Fragmento seleccionado:
▼

Berlinale: aquellos dos veranos marcados por el terrorismo
Una cinta noruega sobre la matanza de Utoeya ejecutada por Breivik en 2011 convence en el día en que Padilha defrauda con su reflexión sobre el conflicto palestino.
Una cinta noruega sobre la matanza de Utoeya ejecutada por Breivik en 2011 convence en el día en que Padilha defrauda con su reflexión sobre el conflicto palestino.
He aquí dos formas de filmar el terrorismo: desde el fuera de campo y dándole voz y voto. La noruega «U-July 22» sacudió la platea de la Berlinale sumergiéndonos en la pesadilla de aquel 22 de julio de 2011 en la isla de Utoeya, cerca de Oslo, cuando el simpatizante de extrema derecha Anders Beiring Breivik mató a tiro limpio a 77 personas en el campamento de verano de las Juventudes del Partido Laborista. Fuera de concurso, José Padilha nos recordaba, en «7 días en Entebbe», la infernal semana de verano de 1976 en la que cuatro terroristas pro-palestinos secuestraron un vuelo de Air France con rumbo a Tel Aviv, aterrizando en Uganda al amparo del dictador Idi Amin Dada.
Nada hacía pensar que el director de «La decisión del rey», Erik Poppe, se descolgara con lo que podríamos denominar una película de dispositivo. En efecto, «U-July-22» se organiza alrededor de una sola y poderosa idea de puesta en escena. Está filmada en un solo plano secuencia, a tiempo real: a los 72 minutos que duró el asedio de Utayo se le suman quince de las imágenes del atentado a la zona gubernamental de Oslo, que ocurrió dos horas antes, y a una sucinta presentación de personajes. O de personaje: acompañaremos durante todo el metraje a Kaja, seremos su sombra para que sintamos lo que sufrió una de las víctimas.

▲

Problema 1:
¿Qué títulos de películas se mencionan en la reseña sobre la Berlinale? Enuméralos todos.
Problema 2:
Según la reseña sobre la Berlinale, ¿a cuántas personas mató Anders Beiring Breivik en el campamento de verano de Utoeya?

Datos proporcionados:

▼

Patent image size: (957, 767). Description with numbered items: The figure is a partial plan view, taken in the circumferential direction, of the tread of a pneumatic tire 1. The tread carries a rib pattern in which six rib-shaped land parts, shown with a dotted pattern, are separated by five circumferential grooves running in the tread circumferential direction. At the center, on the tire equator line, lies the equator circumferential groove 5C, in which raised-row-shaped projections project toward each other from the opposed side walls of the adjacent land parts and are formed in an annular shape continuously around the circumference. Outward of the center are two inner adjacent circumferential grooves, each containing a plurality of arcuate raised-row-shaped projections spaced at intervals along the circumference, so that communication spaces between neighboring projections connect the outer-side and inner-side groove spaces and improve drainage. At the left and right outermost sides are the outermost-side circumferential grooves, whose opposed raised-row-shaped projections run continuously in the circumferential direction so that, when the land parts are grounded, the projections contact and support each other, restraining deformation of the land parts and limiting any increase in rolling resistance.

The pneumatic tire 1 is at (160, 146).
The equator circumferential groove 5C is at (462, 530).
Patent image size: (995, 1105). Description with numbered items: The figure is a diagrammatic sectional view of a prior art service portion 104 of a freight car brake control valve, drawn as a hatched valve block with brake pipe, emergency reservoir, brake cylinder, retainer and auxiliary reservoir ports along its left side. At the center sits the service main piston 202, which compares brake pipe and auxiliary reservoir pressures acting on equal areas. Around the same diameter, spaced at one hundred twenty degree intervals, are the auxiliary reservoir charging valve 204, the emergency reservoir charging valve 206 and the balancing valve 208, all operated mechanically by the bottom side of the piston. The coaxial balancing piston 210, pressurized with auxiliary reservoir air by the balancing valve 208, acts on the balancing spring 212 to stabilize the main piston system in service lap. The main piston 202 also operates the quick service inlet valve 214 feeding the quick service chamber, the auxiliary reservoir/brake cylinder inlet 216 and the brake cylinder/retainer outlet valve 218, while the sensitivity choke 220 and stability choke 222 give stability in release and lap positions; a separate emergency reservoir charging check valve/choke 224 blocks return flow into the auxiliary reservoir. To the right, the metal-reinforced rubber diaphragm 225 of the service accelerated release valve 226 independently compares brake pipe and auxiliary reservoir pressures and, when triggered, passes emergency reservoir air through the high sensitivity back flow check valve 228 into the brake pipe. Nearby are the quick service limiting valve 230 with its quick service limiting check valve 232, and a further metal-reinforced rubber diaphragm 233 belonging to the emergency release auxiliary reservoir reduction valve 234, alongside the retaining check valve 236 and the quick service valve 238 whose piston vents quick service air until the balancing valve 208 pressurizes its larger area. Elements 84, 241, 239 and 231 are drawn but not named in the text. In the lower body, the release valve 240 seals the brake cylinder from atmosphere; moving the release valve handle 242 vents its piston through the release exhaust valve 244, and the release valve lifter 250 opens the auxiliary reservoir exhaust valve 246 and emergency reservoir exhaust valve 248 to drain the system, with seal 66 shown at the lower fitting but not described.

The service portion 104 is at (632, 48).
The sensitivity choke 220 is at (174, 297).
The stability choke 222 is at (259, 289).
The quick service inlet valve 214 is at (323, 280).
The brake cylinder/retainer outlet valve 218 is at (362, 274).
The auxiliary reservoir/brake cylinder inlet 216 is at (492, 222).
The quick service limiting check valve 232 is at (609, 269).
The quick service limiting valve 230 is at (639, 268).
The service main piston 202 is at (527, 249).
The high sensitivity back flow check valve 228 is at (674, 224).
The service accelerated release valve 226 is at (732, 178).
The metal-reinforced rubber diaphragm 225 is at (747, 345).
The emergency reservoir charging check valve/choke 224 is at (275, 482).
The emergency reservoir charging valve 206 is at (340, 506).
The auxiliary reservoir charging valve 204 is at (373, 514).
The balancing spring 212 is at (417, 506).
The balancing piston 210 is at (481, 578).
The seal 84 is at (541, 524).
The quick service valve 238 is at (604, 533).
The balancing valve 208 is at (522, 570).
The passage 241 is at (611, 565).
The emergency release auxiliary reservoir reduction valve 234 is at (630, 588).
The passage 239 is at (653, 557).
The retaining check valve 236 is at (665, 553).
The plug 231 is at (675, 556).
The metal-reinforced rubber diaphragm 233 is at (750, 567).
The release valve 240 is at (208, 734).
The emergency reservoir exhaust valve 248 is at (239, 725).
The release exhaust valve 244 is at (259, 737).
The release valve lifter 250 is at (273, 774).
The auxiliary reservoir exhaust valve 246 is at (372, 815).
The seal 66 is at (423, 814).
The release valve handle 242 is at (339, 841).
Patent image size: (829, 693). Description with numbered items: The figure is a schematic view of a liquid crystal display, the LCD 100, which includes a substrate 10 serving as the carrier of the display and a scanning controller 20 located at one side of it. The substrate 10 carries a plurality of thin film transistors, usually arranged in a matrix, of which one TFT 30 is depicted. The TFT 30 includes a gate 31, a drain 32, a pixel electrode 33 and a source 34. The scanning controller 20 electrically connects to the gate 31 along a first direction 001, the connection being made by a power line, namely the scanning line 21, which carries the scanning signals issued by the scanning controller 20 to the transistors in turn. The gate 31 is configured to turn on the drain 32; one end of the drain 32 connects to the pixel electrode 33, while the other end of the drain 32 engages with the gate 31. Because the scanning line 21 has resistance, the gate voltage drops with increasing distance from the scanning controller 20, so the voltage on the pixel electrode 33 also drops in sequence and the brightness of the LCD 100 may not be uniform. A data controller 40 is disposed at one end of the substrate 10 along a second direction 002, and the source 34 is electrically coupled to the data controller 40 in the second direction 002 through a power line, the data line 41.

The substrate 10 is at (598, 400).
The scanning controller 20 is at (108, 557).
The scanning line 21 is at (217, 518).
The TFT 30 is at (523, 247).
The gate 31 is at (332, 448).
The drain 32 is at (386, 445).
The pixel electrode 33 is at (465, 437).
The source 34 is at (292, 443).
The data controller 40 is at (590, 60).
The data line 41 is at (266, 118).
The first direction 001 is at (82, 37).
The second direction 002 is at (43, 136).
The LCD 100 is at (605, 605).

▲

Solución 1:
«U-July 22», «7 días en Entebbe» y «La decisión del rey».

Solución 2:
A 77 personas.